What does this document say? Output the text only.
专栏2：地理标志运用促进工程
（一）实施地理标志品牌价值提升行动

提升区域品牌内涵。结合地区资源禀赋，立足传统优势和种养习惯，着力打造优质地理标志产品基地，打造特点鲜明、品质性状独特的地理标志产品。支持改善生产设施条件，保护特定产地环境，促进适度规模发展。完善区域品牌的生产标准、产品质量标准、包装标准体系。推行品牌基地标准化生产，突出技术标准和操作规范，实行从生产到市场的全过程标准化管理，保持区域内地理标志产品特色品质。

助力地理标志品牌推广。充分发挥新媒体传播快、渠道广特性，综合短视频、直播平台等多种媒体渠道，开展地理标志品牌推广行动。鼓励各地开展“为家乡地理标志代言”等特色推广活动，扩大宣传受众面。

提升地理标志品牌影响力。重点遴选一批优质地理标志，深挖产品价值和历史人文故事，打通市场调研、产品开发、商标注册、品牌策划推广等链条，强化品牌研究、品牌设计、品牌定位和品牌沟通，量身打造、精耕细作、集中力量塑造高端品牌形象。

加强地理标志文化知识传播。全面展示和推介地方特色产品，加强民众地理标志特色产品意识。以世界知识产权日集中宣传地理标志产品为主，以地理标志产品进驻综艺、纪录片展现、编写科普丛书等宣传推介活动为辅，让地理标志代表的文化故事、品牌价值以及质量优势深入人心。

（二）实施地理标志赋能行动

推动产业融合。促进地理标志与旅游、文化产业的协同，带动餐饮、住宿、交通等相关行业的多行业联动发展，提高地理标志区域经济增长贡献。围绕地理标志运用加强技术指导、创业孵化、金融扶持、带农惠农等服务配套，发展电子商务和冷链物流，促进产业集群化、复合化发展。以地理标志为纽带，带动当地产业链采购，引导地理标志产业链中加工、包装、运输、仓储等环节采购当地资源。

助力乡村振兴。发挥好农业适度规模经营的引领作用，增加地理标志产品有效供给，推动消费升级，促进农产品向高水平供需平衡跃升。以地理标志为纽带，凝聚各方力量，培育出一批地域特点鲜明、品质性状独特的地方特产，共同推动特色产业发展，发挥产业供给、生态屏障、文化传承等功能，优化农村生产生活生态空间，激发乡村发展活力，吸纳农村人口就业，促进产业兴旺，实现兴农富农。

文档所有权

┄┄┄┄┄┄

**Problem**.
Above are the entries; count how many of their lines contain the word "以地理标志为纽带" and give only that number.

**Completed task**.
2